--- Given problem ---
Gather up the lines with the word "title" in them.

— Start of Extracted entries —

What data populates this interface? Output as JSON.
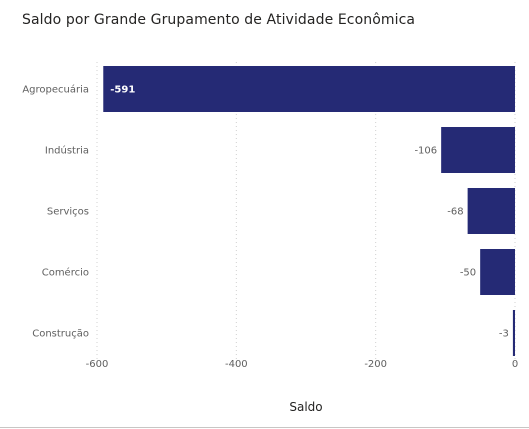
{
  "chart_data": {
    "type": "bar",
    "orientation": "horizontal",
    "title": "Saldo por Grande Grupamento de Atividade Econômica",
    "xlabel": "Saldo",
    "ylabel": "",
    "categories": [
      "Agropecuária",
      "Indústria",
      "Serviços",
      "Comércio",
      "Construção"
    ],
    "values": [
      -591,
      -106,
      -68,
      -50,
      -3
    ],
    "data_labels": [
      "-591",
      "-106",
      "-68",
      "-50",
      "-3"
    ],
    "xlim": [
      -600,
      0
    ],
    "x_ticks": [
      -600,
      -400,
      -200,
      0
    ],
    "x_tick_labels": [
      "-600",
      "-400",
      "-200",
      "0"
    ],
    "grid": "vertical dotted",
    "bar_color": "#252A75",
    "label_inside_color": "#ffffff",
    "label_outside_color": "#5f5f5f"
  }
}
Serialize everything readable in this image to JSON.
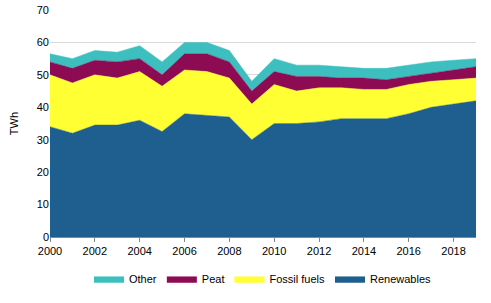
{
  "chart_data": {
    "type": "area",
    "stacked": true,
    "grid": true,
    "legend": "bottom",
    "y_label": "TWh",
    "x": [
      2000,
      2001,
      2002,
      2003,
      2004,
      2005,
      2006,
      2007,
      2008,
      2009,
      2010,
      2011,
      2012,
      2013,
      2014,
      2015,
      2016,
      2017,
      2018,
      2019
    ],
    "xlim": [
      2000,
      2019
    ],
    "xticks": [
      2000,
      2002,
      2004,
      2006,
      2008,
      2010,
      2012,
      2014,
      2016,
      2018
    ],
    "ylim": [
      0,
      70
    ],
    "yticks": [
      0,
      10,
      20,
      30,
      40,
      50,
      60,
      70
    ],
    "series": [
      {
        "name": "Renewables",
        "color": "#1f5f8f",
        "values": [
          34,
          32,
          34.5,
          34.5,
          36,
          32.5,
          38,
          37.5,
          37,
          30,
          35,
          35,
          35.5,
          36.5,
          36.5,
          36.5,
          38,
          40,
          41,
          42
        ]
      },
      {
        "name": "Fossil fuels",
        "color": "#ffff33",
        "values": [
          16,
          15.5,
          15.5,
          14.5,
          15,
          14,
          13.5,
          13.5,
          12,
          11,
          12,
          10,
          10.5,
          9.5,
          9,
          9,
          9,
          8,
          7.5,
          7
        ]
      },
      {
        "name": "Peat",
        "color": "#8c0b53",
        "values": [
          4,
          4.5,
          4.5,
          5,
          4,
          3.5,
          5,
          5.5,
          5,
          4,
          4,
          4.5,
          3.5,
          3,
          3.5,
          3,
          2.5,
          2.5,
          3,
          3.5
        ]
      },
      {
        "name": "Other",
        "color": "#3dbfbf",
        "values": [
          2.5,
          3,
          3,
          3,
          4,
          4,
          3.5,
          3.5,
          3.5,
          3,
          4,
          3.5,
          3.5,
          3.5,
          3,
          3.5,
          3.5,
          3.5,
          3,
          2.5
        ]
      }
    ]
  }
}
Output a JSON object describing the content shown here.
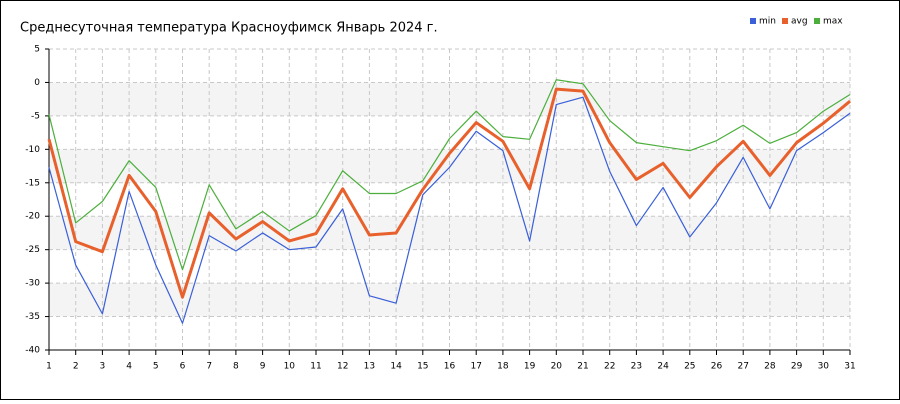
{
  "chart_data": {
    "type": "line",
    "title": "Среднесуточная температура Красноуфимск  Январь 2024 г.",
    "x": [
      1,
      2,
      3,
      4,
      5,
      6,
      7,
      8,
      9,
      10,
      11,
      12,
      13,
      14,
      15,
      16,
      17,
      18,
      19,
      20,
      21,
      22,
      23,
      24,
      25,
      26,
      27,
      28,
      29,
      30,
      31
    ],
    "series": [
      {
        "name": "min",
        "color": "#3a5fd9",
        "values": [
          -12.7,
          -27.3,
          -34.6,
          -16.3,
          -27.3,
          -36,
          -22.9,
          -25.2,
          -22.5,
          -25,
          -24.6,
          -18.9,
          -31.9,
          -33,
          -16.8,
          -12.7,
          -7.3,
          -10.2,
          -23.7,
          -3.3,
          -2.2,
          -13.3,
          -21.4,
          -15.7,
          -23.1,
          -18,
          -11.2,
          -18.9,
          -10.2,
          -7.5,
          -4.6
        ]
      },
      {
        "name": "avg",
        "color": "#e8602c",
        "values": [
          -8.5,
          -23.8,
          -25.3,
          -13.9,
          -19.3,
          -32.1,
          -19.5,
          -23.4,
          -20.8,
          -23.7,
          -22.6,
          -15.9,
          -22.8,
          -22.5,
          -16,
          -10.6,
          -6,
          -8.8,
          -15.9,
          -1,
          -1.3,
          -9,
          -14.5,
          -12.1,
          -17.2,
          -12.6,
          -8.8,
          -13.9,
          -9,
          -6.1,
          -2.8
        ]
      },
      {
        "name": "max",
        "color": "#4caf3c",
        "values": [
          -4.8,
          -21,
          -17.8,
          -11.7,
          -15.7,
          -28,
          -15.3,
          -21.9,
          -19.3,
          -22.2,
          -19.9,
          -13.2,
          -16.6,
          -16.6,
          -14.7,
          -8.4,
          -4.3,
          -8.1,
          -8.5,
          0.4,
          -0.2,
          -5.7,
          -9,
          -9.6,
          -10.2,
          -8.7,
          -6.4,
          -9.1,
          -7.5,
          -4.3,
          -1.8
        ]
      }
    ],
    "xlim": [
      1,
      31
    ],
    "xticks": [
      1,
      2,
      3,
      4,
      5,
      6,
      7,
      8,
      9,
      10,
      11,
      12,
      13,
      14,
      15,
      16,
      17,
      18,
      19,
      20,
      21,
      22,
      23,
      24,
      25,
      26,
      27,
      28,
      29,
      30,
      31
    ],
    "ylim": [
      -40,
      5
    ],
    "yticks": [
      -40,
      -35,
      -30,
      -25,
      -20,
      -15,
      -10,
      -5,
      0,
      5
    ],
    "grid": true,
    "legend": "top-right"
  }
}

— End of Extracted entries —

--- Solution for this exercise ---
    "title": "Saldo por Grande Grupamento de Atividade Econômica",
    "title": "Среднесуточная температура Красноуфимск  Январь 2024 г.",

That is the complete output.